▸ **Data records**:
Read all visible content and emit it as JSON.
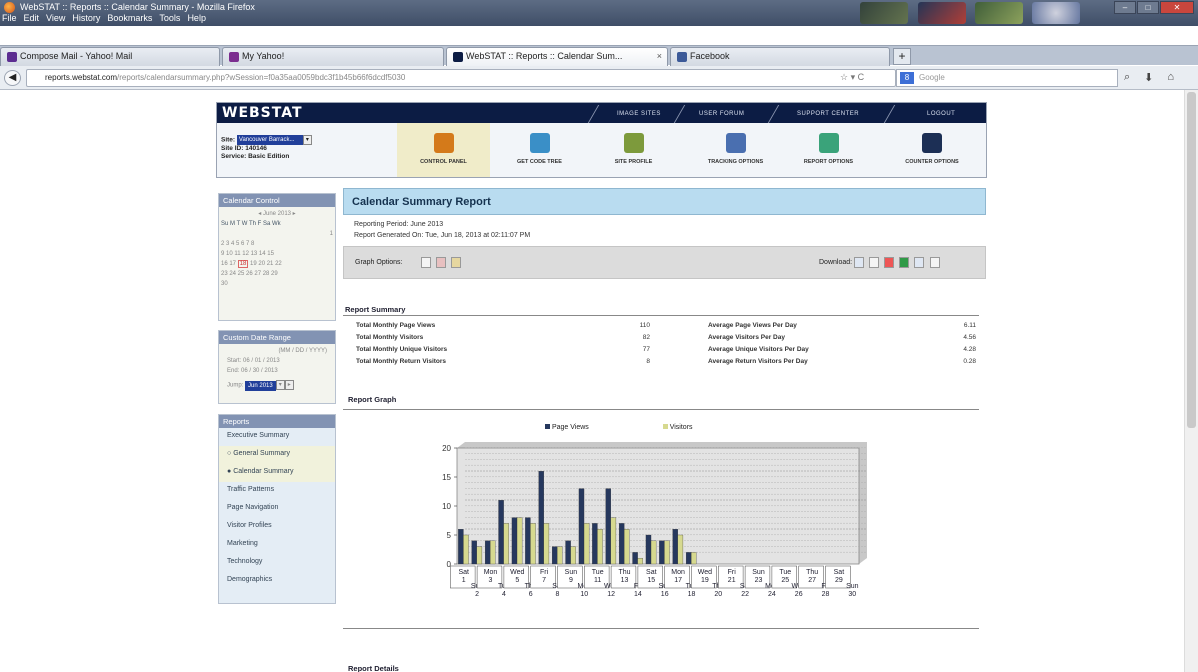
{
  "window": {
    "title": "WebSTAT :: Reports :: Calendar Summary - Mozilla Firefox",
    "buttons": [
      "–",
      "□",
      "✕"
    ]
  },
  "menu": [
    "File",
    "Edit",
    "View",
    "History",
    "Bookmarks",
    "Tools",
    "Help"
  ],
  "tabs": [
    {
      "label": "Compose Mail - Yahoo! Mail",
      "color": "#5c2d91"
    },
    {
      "label": "My Yahoo!",
      "color": "#7b2d8f"
    },
    {
      "label": "WebSTAT :: Reports :: Calendar Sum...",
      "color": "#0c1c44"
    },
    {
      "label": "Facebook",
      "color": "#3b5998"
    }
  ],
  "nav": {
    "url_domain": "reports.webstat.com",
    "url_rest": "/reports/calendarsummary.php?wSession=f0a35aa0059bdc3f1b45b66f6dcdf5030",
    "search_placeholder": "Google"
  },
  "webstat": {
    "logo": "WEBSTAT",
    "top_nav": [
      "IMAGE SITES",
      "USER FORUM",
      "SUPPORT CENTER",
      "LOGOUT"
    ],
    "site_label": "Site:",
    "site_value": "Vancouver Barrack...",
    "site_id_label": "Site ID:",
    "site_id": "140146",
    "service_label": "Service:",
    "service": "Basic Edition",
    "tools": [
      {
        "label": "CONTROL PANEL",
        "color": "#d47a1a"
      },
      {
        "label": "GET CODE TREE",
        "color": "#3a8fc7"
      },
      {
        "label": "SITE PROFILE",
        "color": "#7d9a3c"
      },
      {
        "label": "TRACKING OPTIONS",
        "color": "#4a6fb0"
      },
      {
        "label": "REPORT OPTIONS",
        "color": "#3aa37a"
      },
      {
        "label": "COUNTER OPTIONS",
        "color": "#1c2f55"
      }
    ]
  },
  "left": {
    "calendar_head": "Calendar Control",
    "calendar_month": "June 2013",
    "calendar_days": "Su M T W Th F Sa Wk",
    "calendar_rows": [
      "                    1",
      "2 3 4 5 6 7 8  ",
      "9 10 11 12 13 14 15",
      "16 17 18 19 20 21 22",
      "23 24 25 26 27 28 29",
      "30"
    ],
    "calendar_today": "18",
    "range_head": "Custom Date Range",
    "range_format": "(MM / DD / YYYY)",
    "range_start_label": "Start:",
    "range_start": "06 / 01 / 2013",
    "range_end_label": "End:",
    "range_end": "06 / 30 / 2013",
    "jump_label": "Jump:",
    "jump_value": "Jun 2013",
    "reports_head": "Reports",
    "reports": [
      "Executive Summary",
      "General Summary",
      "Calendar Summary",
      "Traffic Patterns",
      "Page Navigation",
      "Visitor Profiles",
      "Marketing",
      "Technology",
      "Demographics"
    ]
  },
  "report": {
    "title": "Calendar Summary Report",
    "period": "Reporting Period: June 2013",
    "generated": "Report Generated On: Tue, Jun 18, 2013 at 02:11:07 PM",
    "graph_options": "Graph Options:",
    "download": "Download:",
    "summary_title": "Report Summary",
    "summary_left": [
      {
        "label": "Total Monthly Page Views",
        "value": "110"
      },
      {
        "label": "Total Monthly Visitors",
        "value": "82"
      },
      {
        "label": "Total Monthly Unique Visitors",
        "value": "77"
      },
      {
        "label": "Total Monthly Return Visitors",
        "value": "8"
      }
    ],
    "summary_right": [
      {
        "label": "Average Page Views Per Day",
        "value": "6.11"
      },
      {
        "label": "Average Visitors Per Day",
        "value": "4.56"
      },
      {
        "label": "Average Unique Visitors Per Day",
        "value": "4.28"
      },
      {
        "label": "Average Return Visitors Per Day",
        "value": "0.28"
      }
    ],
    "graph_title": "Report Graph",
    "details_title": "Report Details"
  },
  "chart_data": {
    "type": "bar",
    "series": [
      {
        "name": "Page Views",
        "color": "#26385e",
        "values": [
          6,
          4,
          4,
          11,
          8,
          8,
          16,
          3,
          4,
          13,
          7,
          13,
          7,
          2,
          5,
          4,
          6,
          2,
          0,
          0,
          0,
          0,
          0,
          0,
          0,
          0,
          0,
          0,
          0,
          0
        ]
      },
      {
        "name": "Visitors",
        "color": "#d6d98f",
        "values": [
          5,
          3,
          4,
          7,
          8,
          7,
          7,
          3,
          3,
          7,
          6,
          8,
          6,
          1,
          4,
          4,
          5,
          2,
          0,
          0,
          0,
          0,
          0,
          0,
          0,
          0,
          0,
          0,
          0,
          0
        ]
      }
    ],
    "categories": [
      "Sat 1",
      "Sun 2",
      "Mon 3",
      "Tue 4",
      "Wed 5",
      "Thu 6",
      "Fri 7",
      "Sat 8",
      "Sun 9",
      "Mon 10",
      "Tue 11",
      "Wed 12",
      "Thu 13",
      "Fri 14",
      "Sat 15",
      "Sun 16",
      "Mon 17",
      "Tue 18",
      "Wed 19",
      "Thu 20",
      "Fri 21",
      "Sat 22",
      "Sun 23",
      "Mon 24",
      "Tue 25",
      "Wed 26",
      "Thu 27",
      "Fri 28",
      "Sat 29",
      "Sun 30"
    ],
    "day_names": [
      "Sat",
      "Sun",
      "Mon",
      "Tue",
      "Wed",
      "Thu",
      "Fri",
      "Sat",
      "Sun",
      "Mon",
      "Tue",
      "Wed",
      "Thu",
      "Fri",
      "Sat",
      "Sun",
      "Mon",
      "Tue",
      "Wed",
      "Thu",
      "Fri",
      "Sat",
      "Sun",
      "Mon",
      "Tue",
      "Wed",
      "Thu",
      "Fri",
      "Sat",
      "Sun"
    ],
    "day_nums": [
      "1",
      "2",
      "3",
      "4",
      "5",
      "6",
      "7",
      "8",
      "9",
      "10",
      "11",
      "12",
      "13",
      "14",
      "15",
      "16",
      "17",
      "18",
      "19",
      "20",
      "21",
      "22",
      "23",
      "24",
      "25",
      "26",
      "27",
      "28",
      "29",
      "30"
    ],
    "yticks": [
      "0",
      "5",
      "10",
      "15",
      "20"
    ],
    "ylim": [
      0,
      20
    ],
    "legend": [
      "Page Views",
      "Visitors"
    ],
    "grid": true
  }
}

▸ **TASK**: Keep the pictures out of the copy and return the rest of the data above exactly.

▸ **SOLUTION TO THE EXERCISE**:
Read all visible content and emit it as JSON.
{
  "window": {
    "title": "WebSTAT :: Reports :: Calendar Summary - Mozilla Firefox",
    "buttons": [
      "–",
      "□",
      "✕"
    ]
  },
  "menu": [
    "File",
    "Edit",
    "View",
    "History",
    "Bookmarks",
    "Tools",
    "Help"
  ],
  "tabs": [
    {
      "label": "Compose Mail - Yahoo! Mail",
      "color": "#5c2d91"
    },
    {
      "label": "My Yahoo!",
      "color": "#7b2d8f"
    },
    {
      "label": "WebSTAT :: Reports :: Calendar Sum...",
      "color": "#0c1c44"
    },
    {
      "label": "Facebook",
      "color": "#3b5998"
    }
  ],
  "nav": {
    "url_domain": "reports.webstat.com",
    "url_rest": "/reports/calendarsummary.php?wSession=f0a35aa0059bdc3f1b45b66f6dcdf5030",
    "search_placeholder": "Google"
  },
  "webstat": {
    "logo": "WEBSTAT",
    "top_nav": [
      "IMAGE SITES",
      "USER FORUM",
      "SUPPORT CENTER",
      "LOGOUT"
    ],
    "site_label": "Site:",
    "site_value": "Vancouver Barrack...",
    "site_id_label": "Site ID:",
    "site_id": "140146",
    "service_label": "Service:",
    "service": "Basic Edition",
    "tools": [
      {
        "label": "CONTROL PANEL",
        "color": "#d47a1a"
      },
      {
        "label": "GET CODE TREE",
        "color": "#3a8fc7"
      },
      {
        "label": "SITE PROFILE",
        "color": "#7d9a3c"
      },
      {
        "label": "TRACKING OPTIONS",
        "color": "#4a6fb0"
      },
      {
        "label": "REPORT OPTIONS",
        "color": "#3aa37a"
      },
      {
        "label": "COUNTER OPTIONS",
        "color": "#1c2f55"
      }
    ]
  },
  "left": {
    "calendar_head": "Calendar Control",
    "calendar_month": "June 2013",
    "calendar_days": "Su M T W Th F Sa Wk",
    "calendar_rows": [
      "                    1",
      "2 3 4 5 6 7 8  ",
      "9 10 11 12 13 14 15",
      "16 17 18 19 20 21 22",
      "23 24 25 26 27 28 29",
      "30"
    ],
    "calendar_today": "18",
    "range_head": "Custom Date Range",
    "range_format": "(MM / DD / YYYY)",
    "range_start_label": "Start:",
    "range_start": "06 / 01 / 2013",
    "range_end_label": "End:",
    "range_end": "06 / 30 / 2013",
    "jump_label": "Jump:",
    "jump_value": "Jun 2013",
    "reports_head": "Reports",
    "reports": [
      "Executive Summary",
      "General Summary",
      "Calendar Summary",
      "Traffic Patterns",
      "Page Navigation",
      "Visitor Profiles",
      "Marketing",
      "Technology",
      "Demographics"
    ]
  },
  "report": {
    "title": "Calendar Summary Report",
    "period": "Reporting Period: June 2013",
    "generated": "Report Generated On: Tue, Jun 18, 2013 at 02:11:07 PM",
    "graph_options": "Graph Options:",
    "download": "Download:",
    "summary_title": "Report Summary",
    "summary_left": [
      {
        "label": "Total Monthly Page Views",
        "value": "110"
      },
      {
        "label": "Total Monthly Visitors",
        "value": "82"
      },
      {
        "label": "Total Monthly Unique Visitors",
        "value": "77"
      },
      {
        "label": "Total Monthly Return Visitors",
        "value": "8"
      }
    ],
    "summary_right": [
      {
        "label": "Average Page Views Per Day",
        "value": "6.11"
      },
      {
        "label": "Average Visitors Per Day",
        "value": "4.56"
      },
      {
        "label": "Average Unique Visitors Per Day",
        "value": "4.28"
      },
      {
        "label": "Average Return Visitors Per Day",
        "value": "0.28"
      }
    ],
    "graph_title": "Report Graph",
    "details_title": "Report Details"
  },
  "chart_data": {
    "type": "bar",
    "series": [
      {
        "name": "Page Views",
        "color": "#26385e",
        "values": [
          6,
          4,
          4,
          11,
          8,
          8,
          16,
          3,
          4,
          13,
          7,
          13,
          7,
          2,
          5,
          4,
          6,
          2,
          0,
          0,
          0,
          0,
          0,
          0,
          0,
          0,
          0,
          0,
          0,
          0
        ]
      },
      {
        "name": "Visitors",
        "color": "#d6d98f",
        "values": [
          5,
          3,
          4,
          7,
          8,
          7,
          7,
          3,
          3,
          7,
          6,
          8,
          6,
          1,
          4,
          4,
          5,
          2,
          0,
          0,
          0,
          0,
          0,
          0,
          0,
          0,
          0,
          0,
          0,
          0
        ]
      }
    ],
    "categories": [
      "Sat 1",
      "Sun 2",
      "Mon 3",
      "Tue 4",
      "Wed 5",
      "Thu 6",
      "Fri 7",
      "Sat 8",
      "Sun 9",
      "Mon 10",
      "Tue 11",
      "Wed 12",
      "Thu 13",
      "Fri 14",
      "Sat 15",
      "Sun 16",
      "Mon 17",
      "Tue 18",
      "Wed 19",
      "Thu 20",
      "Fri 21",
      "Sat 22",
      "Sun 23",
      "Mon 24",
      "Tue 25",
      "Wed 26",
      "Thu 27",
      "Fri 28",
      "Sat 29",
      "Sun 30"
    ],
    "day_names": [
      "Sat",
      "Sun",
      "Mon",
      "Tue",
      "Wed",
      "Thu",
      "Fri",
      "Sat",
      "Sun",
      "Mon",
      "Tue",
      "Wed",
      "Thu",
      "Fri",
      "Sat",
      "Sun",
      "Mon",
      "Tue",
      "Wed",
      "Thu",
      "Fri",
      "Sat",
      "Sun",
      "Mon",
      "Tue",
      "Wed",
      "Thu",
      "Fri",
      "Sat",
      "Sun"
    ],
    "day_nums": [
      "1",
      "2",
      "3",
      "4",
      "5",
      "6",
      "7",
      "8",
      "9",
      "10",
      "11",
      "12",
      "13",
      "14",
      "15",
      "16",
      "17",
      "18",
      "19",
      "20",
      "21",
      "22",
      "23",
      "24",
      "25",
      "26",
      "27",
      "28",
      "29",
      "30"
    ],
    "yticks": [
      "0",
      "5",
      "10",
      "15",
      "20"
    ],
    "ylim": [
      0,
      20
    ],
    "legend": [
      "Page Views",
      "Visitors"
    ],
    "grid": true
  }
}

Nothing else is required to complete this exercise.